PROBLEM TO WORK ON »
Wherever a line in the data below holds "Mean", copy that line.

TASK INPUT »
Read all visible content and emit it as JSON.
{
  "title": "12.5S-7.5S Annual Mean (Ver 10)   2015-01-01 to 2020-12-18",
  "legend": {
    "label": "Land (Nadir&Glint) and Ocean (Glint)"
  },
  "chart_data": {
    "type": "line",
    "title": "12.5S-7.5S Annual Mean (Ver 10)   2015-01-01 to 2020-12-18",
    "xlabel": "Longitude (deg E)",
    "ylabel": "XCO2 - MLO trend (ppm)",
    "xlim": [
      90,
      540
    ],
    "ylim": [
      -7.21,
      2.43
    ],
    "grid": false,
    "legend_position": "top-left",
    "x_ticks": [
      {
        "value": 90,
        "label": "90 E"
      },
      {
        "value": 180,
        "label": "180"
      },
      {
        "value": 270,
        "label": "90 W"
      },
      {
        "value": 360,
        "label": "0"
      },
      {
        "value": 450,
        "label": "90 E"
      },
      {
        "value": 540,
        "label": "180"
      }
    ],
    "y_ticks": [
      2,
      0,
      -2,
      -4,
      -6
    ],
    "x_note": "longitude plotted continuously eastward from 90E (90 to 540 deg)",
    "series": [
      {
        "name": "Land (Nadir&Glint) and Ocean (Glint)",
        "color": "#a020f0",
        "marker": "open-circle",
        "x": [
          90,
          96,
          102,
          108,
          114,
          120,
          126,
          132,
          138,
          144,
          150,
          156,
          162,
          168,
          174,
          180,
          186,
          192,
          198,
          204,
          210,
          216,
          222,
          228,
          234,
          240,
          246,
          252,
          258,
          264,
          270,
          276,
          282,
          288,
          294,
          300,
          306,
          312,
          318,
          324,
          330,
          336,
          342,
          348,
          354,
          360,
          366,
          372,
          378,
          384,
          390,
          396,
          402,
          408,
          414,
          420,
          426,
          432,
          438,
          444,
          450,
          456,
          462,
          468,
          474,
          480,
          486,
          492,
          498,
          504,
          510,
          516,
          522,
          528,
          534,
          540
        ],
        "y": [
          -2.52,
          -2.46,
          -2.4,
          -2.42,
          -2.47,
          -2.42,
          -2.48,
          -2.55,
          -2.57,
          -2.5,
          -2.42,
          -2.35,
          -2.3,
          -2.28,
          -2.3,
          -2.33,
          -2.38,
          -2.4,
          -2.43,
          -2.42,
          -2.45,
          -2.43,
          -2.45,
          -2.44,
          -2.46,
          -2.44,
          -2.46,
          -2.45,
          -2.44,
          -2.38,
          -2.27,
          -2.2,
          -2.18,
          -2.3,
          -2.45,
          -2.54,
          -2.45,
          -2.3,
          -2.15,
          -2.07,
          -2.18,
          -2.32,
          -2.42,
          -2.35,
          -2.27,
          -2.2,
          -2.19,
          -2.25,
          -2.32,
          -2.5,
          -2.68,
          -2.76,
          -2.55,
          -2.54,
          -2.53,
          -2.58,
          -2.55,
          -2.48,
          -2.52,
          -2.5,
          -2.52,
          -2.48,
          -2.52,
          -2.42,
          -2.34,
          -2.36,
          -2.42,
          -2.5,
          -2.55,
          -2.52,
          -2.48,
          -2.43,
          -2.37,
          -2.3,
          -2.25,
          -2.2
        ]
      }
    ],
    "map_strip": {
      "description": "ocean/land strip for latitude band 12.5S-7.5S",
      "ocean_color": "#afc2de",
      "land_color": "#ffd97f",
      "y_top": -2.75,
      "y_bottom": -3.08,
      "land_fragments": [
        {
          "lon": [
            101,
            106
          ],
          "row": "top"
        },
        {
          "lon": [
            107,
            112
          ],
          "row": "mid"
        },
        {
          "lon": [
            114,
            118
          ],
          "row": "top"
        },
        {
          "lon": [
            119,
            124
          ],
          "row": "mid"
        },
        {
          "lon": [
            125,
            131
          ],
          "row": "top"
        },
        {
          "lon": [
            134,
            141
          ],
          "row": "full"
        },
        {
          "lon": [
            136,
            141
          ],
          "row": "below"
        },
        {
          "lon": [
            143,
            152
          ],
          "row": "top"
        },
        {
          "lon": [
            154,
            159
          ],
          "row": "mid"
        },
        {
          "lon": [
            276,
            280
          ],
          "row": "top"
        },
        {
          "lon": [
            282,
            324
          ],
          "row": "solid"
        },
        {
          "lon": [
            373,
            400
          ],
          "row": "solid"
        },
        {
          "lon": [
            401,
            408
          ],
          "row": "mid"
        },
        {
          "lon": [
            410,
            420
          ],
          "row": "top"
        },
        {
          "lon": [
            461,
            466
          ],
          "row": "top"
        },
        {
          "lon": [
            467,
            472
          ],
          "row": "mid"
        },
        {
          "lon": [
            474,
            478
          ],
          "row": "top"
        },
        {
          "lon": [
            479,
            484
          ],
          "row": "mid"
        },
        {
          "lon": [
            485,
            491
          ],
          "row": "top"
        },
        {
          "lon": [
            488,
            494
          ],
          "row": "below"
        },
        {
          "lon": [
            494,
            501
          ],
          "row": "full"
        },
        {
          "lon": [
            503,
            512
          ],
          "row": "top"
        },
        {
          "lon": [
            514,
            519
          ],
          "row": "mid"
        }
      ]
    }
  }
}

WRITTEN RESPONSE »
  "title": "12.5S-7.5S Annual Mean (Ver 10)   2015-01-01 to 2020-12-18",
    "title": "12.5S-7.5S Annual Mean (Ver 10)   2015-01-01 to 2020-12-18",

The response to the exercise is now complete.